What the task requires ::
Can the data below be echoed back word for word?
++++ Data for the task ++++
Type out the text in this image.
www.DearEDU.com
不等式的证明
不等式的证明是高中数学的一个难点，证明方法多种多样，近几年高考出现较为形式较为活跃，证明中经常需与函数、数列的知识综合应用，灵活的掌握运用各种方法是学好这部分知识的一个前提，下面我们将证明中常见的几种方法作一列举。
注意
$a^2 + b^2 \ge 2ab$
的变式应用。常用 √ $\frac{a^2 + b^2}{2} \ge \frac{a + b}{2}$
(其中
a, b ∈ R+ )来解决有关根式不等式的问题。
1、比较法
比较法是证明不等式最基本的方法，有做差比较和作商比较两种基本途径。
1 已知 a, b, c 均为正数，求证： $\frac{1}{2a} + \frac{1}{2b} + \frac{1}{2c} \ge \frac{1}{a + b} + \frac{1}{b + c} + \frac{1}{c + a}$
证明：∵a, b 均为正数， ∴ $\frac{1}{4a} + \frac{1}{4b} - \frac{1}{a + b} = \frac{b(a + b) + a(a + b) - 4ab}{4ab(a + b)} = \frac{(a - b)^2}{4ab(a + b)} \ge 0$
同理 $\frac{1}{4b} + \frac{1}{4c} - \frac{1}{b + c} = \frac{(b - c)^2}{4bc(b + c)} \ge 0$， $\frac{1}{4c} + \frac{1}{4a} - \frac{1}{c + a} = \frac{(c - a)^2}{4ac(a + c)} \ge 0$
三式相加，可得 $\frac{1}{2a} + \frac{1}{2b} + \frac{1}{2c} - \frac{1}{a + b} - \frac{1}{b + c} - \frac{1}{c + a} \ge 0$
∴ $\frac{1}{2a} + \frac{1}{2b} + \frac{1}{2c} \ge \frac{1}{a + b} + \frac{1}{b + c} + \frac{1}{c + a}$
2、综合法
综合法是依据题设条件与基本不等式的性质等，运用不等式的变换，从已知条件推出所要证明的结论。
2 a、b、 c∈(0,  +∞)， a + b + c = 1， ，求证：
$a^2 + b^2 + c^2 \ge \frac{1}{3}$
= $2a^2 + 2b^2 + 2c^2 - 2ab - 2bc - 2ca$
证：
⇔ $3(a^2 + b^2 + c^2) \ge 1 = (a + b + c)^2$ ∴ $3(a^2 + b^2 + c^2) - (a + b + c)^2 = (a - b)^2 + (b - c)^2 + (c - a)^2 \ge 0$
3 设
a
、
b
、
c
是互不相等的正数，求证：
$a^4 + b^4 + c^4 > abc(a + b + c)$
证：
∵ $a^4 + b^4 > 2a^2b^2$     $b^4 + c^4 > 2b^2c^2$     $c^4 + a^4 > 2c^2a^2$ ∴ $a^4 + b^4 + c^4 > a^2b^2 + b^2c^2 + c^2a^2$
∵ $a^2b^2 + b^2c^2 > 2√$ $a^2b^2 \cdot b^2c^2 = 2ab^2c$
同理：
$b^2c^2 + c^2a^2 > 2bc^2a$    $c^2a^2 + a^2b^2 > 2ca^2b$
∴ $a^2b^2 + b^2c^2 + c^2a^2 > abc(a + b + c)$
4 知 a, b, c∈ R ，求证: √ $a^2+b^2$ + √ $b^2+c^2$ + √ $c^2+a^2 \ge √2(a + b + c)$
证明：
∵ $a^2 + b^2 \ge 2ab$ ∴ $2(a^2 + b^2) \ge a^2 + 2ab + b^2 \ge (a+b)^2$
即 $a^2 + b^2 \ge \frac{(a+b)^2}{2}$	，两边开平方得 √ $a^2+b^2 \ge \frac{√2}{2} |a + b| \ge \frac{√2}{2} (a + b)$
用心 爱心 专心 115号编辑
++++
Task answer ::
Type out the text in this image.
www.DearEDU.com
不等式的证明
不等式的证明是高中数学的一个难点，证明方法多种多样，近几年高考出现较为形式较为活跃，证明中经常需与函数、数列的知识综合应用，灵活的掌握运用各种方法是学好这部分知识的一个前提，下面我们将证明中常见的几种方法作一列举。
注意
$a^2 + b^2 \ge 2ab$
的变式应用。常用 √ $\frac{a^2 + b^2}{2} \ge \frac{a + b}{2}$
(其中
a, b ∈ R+ )来解决有关根式不等式的问题。
1、比较法
比较法是证明不等式最基本的方法，有做差比较和作商比较两种基本途径。
1 已知 a, b, c 均为正数，求证： $\frac{1}{2a} + \frac{1}{2b} + \frac{1}{2c} \ge \frac{1}{a + b} + \frac{1}{b + c} + \frac{1}{c + a}$
证明：∵a, b 均为正数， ∴ $\frac{1}{4a} + \frac{1}{4b} - \frac{1}{a + b} = \frac{b(a + b) + a(a + b) - 4ab}{4ab(a + b)} = \frac{(a - b)^2}{4ab(a + b)} \ge 0$
同理 $\frac{1}{4b} + \frac{1}{4c} - \frac{1}{b + c} = \frac{(b - c)^2}{4bc(b + c)} \ge 0$， $\frac{1}{4c} + \frac{1}{4a} - \frac{1}{c + a} = \frac{(c - a)^2}{4ac(a + c)} \ge 0$
三式相加，可得 $\frac{1}{2a} + \frac{1}{2b} + \frac{1}{2c} - \frac{1}{a + b} - \frac{1}{b + c} - \frac{1}{c + a} \ge 0$
∴ $\frac{1}{2a} + \frac{1}{2b} + \frac{1}{2c} \ge \frac{1}{a + b} + \frac{1}{b + c} + \frac{1}{c + a}$
2、综合法
综合法是依据题设条件与基本不等式的性质等，运用不等式的变换，从已知条件推出所要证明的结论。
2 a、b、 c∈(0,  +∞)， a + b + c = 1， ，求证：
$a^2 + b^2 + c^2 \ge \frac{1}{3}$
= $2a^2 + 2b^2 + 2c^2 - 2ab - 2bc - 2ca$
证：
⇔ $3(a^2 + b^2 + c^2) \ge 1 = (a + b + c)^2$ ∴ $3(a^2 + b^2 + c^2) - (a + b + c)^2 = (a - b)^2 + (b - c)^2 + (c - a)^2 \ge 0$
3 设
a
、
b
、
c
是互不相等的正数，求证：
$a^4 + b^4 + c^4 > abc(a + b + c)$
证：
∵ $a^4 + b^4 > 2a^2b^2$     $b^4 + c^4 > 2b^2c^2$     $c^4 + a^4 > 2c^2a^2$ ∴ $a^4 + b^4 + c^4 > a^2b^2 + b^2c^2 + c^2a^2$
∵ $a^2b^2 + b^2c^2 > 2√$ $a^2b^2 \cdot b^2c^2 = 2ab^2c$
同理：
$b^2c^2 + c^2a^2 > 2bc^2a$    $c^2a^2 + a^2b^2 > 2ca^2b$
∴ $a^2b^2 + b^2c^2 + c^2a^2 > abc(a + b + c)$
4 知 a, b, c∈ R ，求证: √ $a^2+b^2$ + √ $b^2+c^2$ + √ $c^2+a^2 \ge √2(a + b + c)$
证明：
∵ $a^2 + b^2 \ge 2ab$ ∴ $2(a^2 + b^2) \ge a^2 + 2ab + b^2 \ge (a+b)^2$
即 $a^2 + b^2 \ge \frac{(a+b)^2}{2}$	，两边开平方得 √ $a^2+b^2 \ge \frac{√2}{2} |a + b| \ge \frac{√2}{2} (a + b)$
用心 爱心 专心 115号编辑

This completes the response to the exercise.